Where the string "JSON" occurs in the material below, report the whole line.

(Stored data entries)
((
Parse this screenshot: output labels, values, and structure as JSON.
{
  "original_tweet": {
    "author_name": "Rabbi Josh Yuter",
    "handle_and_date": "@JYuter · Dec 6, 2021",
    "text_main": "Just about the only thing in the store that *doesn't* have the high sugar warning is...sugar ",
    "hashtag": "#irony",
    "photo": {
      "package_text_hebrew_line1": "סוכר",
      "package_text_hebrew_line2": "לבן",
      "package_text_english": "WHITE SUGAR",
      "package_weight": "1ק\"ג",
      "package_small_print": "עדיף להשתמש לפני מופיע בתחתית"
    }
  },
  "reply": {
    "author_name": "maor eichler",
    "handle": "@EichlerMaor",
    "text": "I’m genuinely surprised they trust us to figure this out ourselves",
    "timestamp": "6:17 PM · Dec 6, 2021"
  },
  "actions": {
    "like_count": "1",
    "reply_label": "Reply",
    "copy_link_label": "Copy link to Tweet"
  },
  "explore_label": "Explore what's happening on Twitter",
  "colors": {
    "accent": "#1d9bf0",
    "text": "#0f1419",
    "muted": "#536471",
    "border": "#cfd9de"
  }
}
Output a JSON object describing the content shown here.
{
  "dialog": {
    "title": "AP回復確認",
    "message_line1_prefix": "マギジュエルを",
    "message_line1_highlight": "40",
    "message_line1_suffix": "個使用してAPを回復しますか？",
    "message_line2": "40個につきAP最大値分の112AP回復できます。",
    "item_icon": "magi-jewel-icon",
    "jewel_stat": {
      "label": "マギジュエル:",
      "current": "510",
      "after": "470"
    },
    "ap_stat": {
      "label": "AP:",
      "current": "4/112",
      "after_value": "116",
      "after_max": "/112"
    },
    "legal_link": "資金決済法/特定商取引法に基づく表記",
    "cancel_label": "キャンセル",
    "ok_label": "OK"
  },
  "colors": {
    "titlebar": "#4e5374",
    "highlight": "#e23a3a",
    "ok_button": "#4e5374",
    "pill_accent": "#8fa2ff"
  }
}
))
FULL ANSWER -
Parse this screenshot: output labels, values, and structure as JSON.
Output a JSON object describing the content shown here.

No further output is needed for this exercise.